#### Aim of the exercise
Copy every line of the records below where the word "слог" occurs.

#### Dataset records
※
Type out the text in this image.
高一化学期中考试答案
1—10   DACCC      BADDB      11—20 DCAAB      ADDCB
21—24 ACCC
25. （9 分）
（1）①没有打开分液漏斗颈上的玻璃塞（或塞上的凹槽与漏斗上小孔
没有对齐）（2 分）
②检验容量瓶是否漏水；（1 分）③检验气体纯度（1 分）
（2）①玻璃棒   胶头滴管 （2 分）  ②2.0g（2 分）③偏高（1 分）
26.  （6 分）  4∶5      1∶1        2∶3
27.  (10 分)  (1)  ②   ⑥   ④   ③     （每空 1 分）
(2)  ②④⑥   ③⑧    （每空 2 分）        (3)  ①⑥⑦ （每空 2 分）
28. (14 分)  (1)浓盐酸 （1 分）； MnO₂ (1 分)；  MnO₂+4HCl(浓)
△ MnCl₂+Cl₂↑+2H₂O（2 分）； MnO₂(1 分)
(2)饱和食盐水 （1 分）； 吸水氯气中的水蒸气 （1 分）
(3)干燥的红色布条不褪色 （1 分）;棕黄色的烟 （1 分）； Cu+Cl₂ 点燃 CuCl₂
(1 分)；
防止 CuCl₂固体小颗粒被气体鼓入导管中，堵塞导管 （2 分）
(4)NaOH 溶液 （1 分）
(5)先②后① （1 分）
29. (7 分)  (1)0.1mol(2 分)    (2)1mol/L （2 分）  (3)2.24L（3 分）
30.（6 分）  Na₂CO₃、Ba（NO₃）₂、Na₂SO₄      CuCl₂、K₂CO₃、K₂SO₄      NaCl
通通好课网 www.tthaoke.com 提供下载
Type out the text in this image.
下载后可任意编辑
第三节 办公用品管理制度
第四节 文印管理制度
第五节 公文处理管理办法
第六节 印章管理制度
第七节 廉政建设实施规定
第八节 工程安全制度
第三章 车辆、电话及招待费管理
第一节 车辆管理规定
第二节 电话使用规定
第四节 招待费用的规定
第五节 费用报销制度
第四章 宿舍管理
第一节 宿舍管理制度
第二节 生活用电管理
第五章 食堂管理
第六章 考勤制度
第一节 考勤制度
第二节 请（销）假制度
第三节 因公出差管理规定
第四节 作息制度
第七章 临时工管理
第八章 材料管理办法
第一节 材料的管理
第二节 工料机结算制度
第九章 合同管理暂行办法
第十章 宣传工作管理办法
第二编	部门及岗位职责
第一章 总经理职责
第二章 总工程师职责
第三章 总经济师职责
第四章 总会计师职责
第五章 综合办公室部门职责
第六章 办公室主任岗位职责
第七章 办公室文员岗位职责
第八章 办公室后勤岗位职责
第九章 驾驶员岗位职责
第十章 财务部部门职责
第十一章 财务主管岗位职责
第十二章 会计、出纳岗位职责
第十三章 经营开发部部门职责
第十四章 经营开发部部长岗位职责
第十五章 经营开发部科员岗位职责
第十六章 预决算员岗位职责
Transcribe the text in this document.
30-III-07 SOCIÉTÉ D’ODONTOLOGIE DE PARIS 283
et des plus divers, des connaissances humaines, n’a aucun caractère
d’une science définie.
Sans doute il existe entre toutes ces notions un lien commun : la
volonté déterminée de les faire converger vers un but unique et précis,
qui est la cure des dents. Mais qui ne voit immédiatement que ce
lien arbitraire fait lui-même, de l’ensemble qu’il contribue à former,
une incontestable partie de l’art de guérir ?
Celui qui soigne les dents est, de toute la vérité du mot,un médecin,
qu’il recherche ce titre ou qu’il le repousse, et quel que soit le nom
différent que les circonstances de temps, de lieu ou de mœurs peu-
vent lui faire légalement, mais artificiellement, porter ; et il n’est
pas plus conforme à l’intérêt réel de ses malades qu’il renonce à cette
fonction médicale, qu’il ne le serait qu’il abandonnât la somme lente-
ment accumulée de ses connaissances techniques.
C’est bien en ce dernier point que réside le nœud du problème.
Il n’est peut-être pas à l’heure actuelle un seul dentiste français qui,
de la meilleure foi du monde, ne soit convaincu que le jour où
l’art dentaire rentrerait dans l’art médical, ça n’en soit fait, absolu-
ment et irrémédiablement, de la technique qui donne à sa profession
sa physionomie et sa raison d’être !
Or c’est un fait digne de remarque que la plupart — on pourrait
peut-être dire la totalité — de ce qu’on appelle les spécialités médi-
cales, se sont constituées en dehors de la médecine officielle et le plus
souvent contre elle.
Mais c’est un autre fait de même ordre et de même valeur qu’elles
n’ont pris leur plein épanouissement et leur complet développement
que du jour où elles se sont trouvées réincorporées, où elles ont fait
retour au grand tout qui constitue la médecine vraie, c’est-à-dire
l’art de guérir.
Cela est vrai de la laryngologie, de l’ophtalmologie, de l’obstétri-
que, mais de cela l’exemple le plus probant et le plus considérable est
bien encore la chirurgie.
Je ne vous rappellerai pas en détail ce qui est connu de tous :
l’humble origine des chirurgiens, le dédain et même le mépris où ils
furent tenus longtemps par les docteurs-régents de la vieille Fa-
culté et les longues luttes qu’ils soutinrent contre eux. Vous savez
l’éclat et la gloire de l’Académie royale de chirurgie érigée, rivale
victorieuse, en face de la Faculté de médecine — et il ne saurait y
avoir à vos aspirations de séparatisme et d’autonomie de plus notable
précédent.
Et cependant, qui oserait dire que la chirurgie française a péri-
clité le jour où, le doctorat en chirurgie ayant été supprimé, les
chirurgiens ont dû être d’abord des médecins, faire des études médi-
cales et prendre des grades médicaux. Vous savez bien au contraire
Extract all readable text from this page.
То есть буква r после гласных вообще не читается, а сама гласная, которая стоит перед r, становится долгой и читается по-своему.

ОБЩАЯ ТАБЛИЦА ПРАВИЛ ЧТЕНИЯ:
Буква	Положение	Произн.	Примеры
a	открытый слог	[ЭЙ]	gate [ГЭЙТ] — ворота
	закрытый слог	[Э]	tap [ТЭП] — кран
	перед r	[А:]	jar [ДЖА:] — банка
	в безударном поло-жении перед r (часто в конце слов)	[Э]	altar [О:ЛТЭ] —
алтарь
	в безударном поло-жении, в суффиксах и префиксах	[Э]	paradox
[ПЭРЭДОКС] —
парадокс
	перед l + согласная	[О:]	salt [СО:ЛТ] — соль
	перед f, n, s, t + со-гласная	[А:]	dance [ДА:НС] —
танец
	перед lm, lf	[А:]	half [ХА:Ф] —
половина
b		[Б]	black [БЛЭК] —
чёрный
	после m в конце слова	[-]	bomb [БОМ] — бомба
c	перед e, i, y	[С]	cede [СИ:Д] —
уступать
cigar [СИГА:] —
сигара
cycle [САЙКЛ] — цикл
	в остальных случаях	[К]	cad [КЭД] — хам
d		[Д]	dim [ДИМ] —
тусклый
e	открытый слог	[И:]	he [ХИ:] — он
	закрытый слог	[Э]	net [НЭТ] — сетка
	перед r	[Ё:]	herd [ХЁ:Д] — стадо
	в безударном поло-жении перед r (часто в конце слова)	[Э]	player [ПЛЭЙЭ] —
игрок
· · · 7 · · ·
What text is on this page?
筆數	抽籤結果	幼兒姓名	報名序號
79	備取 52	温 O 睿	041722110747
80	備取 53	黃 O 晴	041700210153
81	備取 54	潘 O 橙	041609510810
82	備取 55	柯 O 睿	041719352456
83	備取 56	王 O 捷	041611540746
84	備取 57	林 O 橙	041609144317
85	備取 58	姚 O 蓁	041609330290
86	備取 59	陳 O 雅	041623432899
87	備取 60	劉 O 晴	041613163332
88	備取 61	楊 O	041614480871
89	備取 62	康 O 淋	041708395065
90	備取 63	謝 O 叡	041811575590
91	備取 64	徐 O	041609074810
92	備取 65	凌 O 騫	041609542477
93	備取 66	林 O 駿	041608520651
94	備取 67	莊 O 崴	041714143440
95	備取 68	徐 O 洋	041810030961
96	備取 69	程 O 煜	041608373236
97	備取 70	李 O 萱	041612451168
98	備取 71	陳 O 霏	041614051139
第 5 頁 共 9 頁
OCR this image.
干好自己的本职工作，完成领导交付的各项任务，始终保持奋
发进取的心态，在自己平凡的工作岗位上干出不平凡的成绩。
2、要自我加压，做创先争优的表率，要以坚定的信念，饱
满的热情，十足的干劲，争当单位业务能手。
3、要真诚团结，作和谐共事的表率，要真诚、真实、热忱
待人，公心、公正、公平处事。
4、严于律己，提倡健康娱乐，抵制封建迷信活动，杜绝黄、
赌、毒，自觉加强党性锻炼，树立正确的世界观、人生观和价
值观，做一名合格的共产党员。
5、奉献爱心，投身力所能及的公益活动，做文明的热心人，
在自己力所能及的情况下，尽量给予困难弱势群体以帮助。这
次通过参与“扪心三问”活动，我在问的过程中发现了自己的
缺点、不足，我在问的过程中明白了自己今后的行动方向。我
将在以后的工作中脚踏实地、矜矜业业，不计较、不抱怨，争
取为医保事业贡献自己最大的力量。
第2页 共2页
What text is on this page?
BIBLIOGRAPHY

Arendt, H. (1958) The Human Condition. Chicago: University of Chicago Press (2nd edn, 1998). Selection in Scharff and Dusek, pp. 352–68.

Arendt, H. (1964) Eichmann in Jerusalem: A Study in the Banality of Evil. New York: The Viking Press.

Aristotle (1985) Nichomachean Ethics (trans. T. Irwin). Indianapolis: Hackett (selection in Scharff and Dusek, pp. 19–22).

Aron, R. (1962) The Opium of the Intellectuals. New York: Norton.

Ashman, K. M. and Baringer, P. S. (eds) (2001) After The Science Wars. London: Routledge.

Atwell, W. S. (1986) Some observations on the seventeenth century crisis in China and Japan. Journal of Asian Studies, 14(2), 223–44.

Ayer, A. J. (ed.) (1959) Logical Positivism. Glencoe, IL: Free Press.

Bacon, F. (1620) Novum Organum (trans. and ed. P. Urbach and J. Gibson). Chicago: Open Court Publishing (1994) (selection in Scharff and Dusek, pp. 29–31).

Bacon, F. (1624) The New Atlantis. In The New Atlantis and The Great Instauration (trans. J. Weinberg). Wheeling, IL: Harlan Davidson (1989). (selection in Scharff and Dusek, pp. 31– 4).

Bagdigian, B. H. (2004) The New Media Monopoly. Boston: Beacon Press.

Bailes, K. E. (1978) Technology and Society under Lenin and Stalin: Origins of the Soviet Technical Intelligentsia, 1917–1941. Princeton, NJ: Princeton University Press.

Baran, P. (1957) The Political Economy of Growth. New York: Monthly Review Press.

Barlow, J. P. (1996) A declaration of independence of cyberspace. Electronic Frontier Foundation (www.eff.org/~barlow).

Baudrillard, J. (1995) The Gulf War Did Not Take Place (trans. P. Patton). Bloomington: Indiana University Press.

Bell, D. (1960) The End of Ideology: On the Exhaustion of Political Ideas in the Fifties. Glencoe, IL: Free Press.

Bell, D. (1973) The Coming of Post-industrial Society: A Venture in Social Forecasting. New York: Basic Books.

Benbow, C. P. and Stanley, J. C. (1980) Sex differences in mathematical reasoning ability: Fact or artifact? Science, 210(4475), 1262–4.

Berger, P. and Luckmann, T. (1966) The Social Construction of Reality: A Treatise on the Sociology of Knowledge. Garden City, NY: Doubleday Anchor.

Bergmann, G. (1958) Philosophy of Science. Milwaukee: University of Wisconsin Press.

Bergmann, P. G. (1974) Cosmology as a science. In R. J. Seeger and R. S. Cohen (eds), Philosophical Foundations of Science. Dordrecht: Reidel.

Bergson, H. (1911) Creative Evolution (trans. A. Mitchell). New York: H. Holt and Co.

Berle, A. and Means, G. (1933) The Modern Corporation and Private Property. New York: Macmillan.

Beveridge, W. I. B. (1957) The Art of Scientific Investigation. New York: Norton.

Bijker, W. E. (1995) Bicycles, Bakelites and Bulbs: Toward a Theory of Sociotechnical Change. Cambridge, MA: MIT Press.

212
※
#### Solution to the exercise
a	открытый слог	[ЭЙ]	gate [ГЭЙТ] — ворота
	закрытый слог	[Э]	tap [ТЭП] — кран
e	открытый слог	[И:]	he [ХИ:] — он
	закрытый слог	[Э]	net [НЭТ] — сетка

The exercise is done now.